> EXERCISE DESCRIPTION:
Copy every line of the following data that includes the string "triangle".

################

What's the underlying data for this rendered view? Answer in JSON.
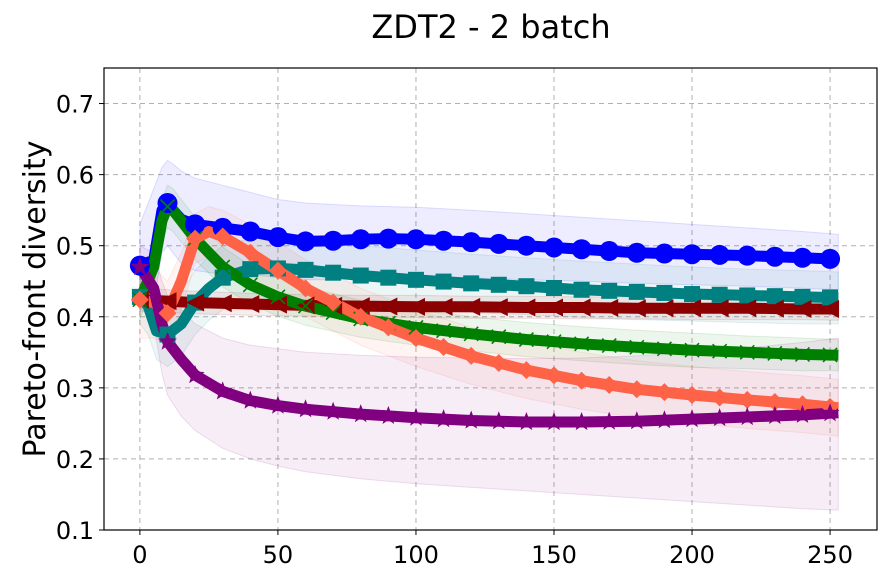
{
  "chart_data": {
    "type": "line",
    "title": "ZDT2 - 2 batch",
    "xlabel": "",
    "ylabel": "Pareto-front diversity",
    "xlim": [
      -13,
      267
    ],
    "ylim": [
      0.1,
      0.75
    ],
    "xticks": [
      0,
      50,
      100,
      150,
      200,
      250
    ],
    "yticks": [
      0.1,
      0.2,
      0.3,
      0.4,
      0.5,
      0.6,
      0.7
    ],
    "xtick_labels": [
      "0",
      "50",
      "100",
      "150",
      "200",
      "250"
    ],
    "ytick_labels": [
      "0.1",
      "0.2",
      "0.3",
      "0.4",
      "0.5",
      "0.6",
      "0.7"
    ],
    "grid": true,
    "series": [
      {
        "name": "blue-circle",
        "color": "#0000ff",
        "marker": "circle",
        "x": [
          0,
          5,
          8,
          10,
          12,
          15,
          20,
          30,
          40,
          50,
          60,
          70,
          80,
          90,
          100,
          120,
          140,
          160,
          180,
          200,
          220,
          240,
          253
        ],
        "y": [
          0.472,
          0.48,
          0.55,
          0.56,
          0.55,
          0.537,
          0.53,
          0.525,
          0.52,
          0.512,
          0.506,
          0.507,
          0.509,
          0.51,
          0.509,
          0.505,
          0.5,
          0.495,
          0.49,
          0.488,
          0.486,
          0.483,
          0.481
        ],
        "band_upper": [
          0.53,
          0.58,
          0.61,
          0.62,
          0.615,
          0.605,
          0.595,
          0.585,
          0.575,
          0.565,
          0.56,
          0.558,
          0.556,
          0.555,
          0.554,
          0.55,
          0.545,
          0.54,
          0.535,
          0.53,
          0.525,
          0.52,
          0.516
        ],
        "band_lower": [
          0.41,
          0.42,
          0.49,
          0.5,
          0.49,
          0.475,
          0.465,
          0.46,
          0.46,
          0.455,
          0.452,
          0.452,
          0.454,
          0.455,
          0.456,
          0.455,
          0.452,
          0.45,
          0.447,
          0.445,
          0.443,
          0.44,
          0.438
        ]
      },
      {
        "name": "teal-square",
        "color": "#008080",
        "marker": "square",
        "x": [
          0,
          3,
          6,
          10,
          15,
          20,
          25,
          30,
          40,
          50,
          60,
          80,
          100,
          120,
          140,
          160,
          180,
          200,
          220,
          240,
          253
        ],
        "y": [
          0.428,
          0.415,
          0.38,
          0.375,
          0.39,
          0.42,
          0.44,
          0.455,
          0.467,
          0.468,
          0.466,
          0.458,
          0.452,
          0.447,
          0.443,
          0.438,
          0.435,
          0.432,
          0.43,
          0.428,
          0.427
        ],
        "band_upper": [
          0.47,
          0.455,
          0.425,
          0.42,
          0.435,
          0.465,
          0.485,
          0.5,
          0.51,
          0.512,
          0.51,
          0.5,
          0.494,
          0.488,
          0.483,
          0.478,
          0.474,
          0.47,
          0.467,
          0.465,
          0.463
        ],
        "band_lower": [
          0.39,
          0.375,
          0.34,
          0.33,
          0.345,
          0.375,
          0.395,
          0.41,
          0.424,
          0.425,
          0.422,
          0.415,
          0.41,
          0.406,
          0.403,
          0.399,
          0.396,
          0.394,
          0.392,
          0.39,
          0.39
        ]
      },
      {
        "name": "darkred-triangle-left",
        "color": "#8b0000",
        "marker": "triangle-left",
        "x": [
          0,
          10,
          20,
          40,
          60,
          80,
          100,
          120,
          140,
          160,
          180,
          200,
          220,
          240,
          253
        ],
        "y": [
          0.424,
          0.422,
          0.42,
          0.418,
          0.416,
          0.415,
          0.414,
          0.414,
          0.413,
          0.413,
          0.412,
          0.412,
          0.412,
          0.411,
          0.411
        ],
        "band_upper": [
          0.44,
          0.438,
          0.436,
          0.433,
          0.431,
          0.43,
          0.43,
          0.429,
          0.429,
          0.428,
          0.428,
          0.428,
          0.427,
          0.427,
          0.427
        ],
        "band_lower": [
          0.408,
          0.406,
          0.404,
          0.402,
          0.401,
          0.4,
          0.399,
          0.398,
          0.398,
          0.397,
          0.397,
          0.396,
          0.396,
          0.396,
          0.395
        ]
      },
      {
        "name": "green-x",
        "color": "#008000",
        "marker": "x",
        "x": [
          0,
          5,
          8,
          10,
          12,
          15,
          20,
          30,
          40,
          50,
          60,
          80,
          100,
          120,
          140,
          160,
          180,
          200,
          220,
          240,
          253
        ],
        "y": [
          0.424,
          0.47,
          0.535,
          0.555,
          0.55,
          0.535,
          0.51,
          0.47,
          0.445,
          0.428,
          0.415,
          0.397,
          0.385,
          0.376,
          0.368,
          0.362,
          0.357,
          0.353,
          0.35,
          0.347,
          0.346
        ],
        "band_upper": [
          0.45,
          0.5,
          0.565,
          0.585,
          0.58,
          0.565,
          0.54,
          0.498,
          0.472,
          0.455,
          0.442,
          0.423,
          0.41,
          0.4,
          0.392,
          0.386,
          0.381,
          0.377,
          0.373,
          0.37,
          0.368
        ],
        "band_lower": [
          0.398,
          0.44,
          0.505,
          0.525,
          0.52,
          0.505,
          0.48,
          0.442,
          0.418,
          0.401,
          0.388,
          0.371,
          0.36,
          0.352,
          0.344,
          0.338,
          0.333,
          0.329,
          0.327,
          0.324,
          0.324
        ]
      },
      {
        "name": "tomato-diamond",
        "color": "#ff6347",
        "marker": "diamond",
        "x": [
          0,
          5,
          10,
          15,
          20,
          25,
          30,
          40,
          50,
          60,
          80,
          100,
          120,
          140,
          160,
          180,
          200,
          220,
          240,
          253
        ],
        "y": [
          0.424,
          0.42,
          0.405,
          0.45,
          0.51,
          0.52,
          0.513,
          0.49,
          0.465,
          0.44,
          0.4,
          0.37,
          0.345,
          0.325,
          0.31,
          0.298,
          0.29,
          0.283,
          0.277,
          0.272
        ],
        "band_upper": [
          0.48,
          0.47,
          0.45,
          0.49,
          0.545,
          0.555,
          0.55,
          0.53,
          0.505,
          0.48,
          0.44,
          0.41,
          0.385,
          0.365,
          0.35,
          0.338,
          0.33,
          0.323,
          0.317,
          0.312
        ],
        "band_lower": [
          0.37,
          0.37,
          0.36,
          0.41,
          0.475,
          0.485,
          0.476,
          0.45,
          0.425,
          0.4,
          0.36,
          0.33,
          0.305,
          0.285,
          0.27,
          0.258,
          0.25,
          0.243,
          0.237,
          0.232
        ]
      },
      {
        "name": "purple-star",
        "color": "#800080",
        "marker": "star",
        "x": [
          0,
          5,
          8,
          10,
          15,
          20,
          30,
          40,
          50,
          60,
          80,
          100,
          120,
          140,
          160,
          180,
          200,
          220,
          240,
          253
        ],
        "y": [
          0.47,
          0.44,
          0.39,
          0.365,
          0.34,
          0.318,
          0.295,
          0.282,
          0.275,
          0.27,
          0.263,
          0.258,
          0.254,
          0.252,
          0.252,
          0.253,
          0.256,
          0.259,
          0.262,
          0.265
        ],
        "band_upper": [
          0.5,
          0.49,
          0.45,
          0.43,
          0.41,
          0.39,
          0.37,
          0.36,
          0.355,
          0.35,
          0.346,
          0.343,
          0.342,
          0.341,
          0.342,
          0.345,
          0.35,
          0.356,
          0.364,
          0.37
        ],
        "band_lower": [
          0.44,
          0.39,
          0.32,
          0.29,
          0.26,
          0.24,
          0.215,
          0.2,
          0.19,
          0.182,
          0.172,
          0.165,
          0.16,
          0.155,
          0.15,
          0.145,
          0.14,
          0.135,
          0.13,
          0.128
        ]
      }
    ]
  }
}
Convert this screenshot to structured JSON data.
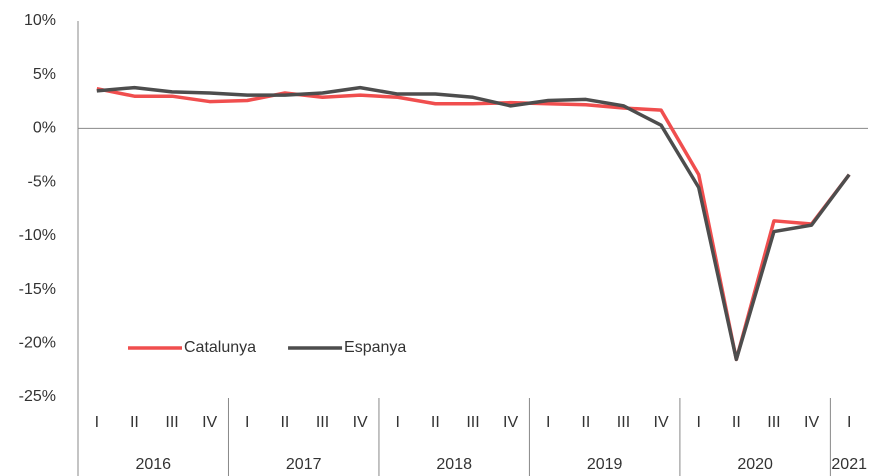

################

> CORRECT ANSWER:
        "name": "darkred-triangle-left",
        "marker": "triangle-left",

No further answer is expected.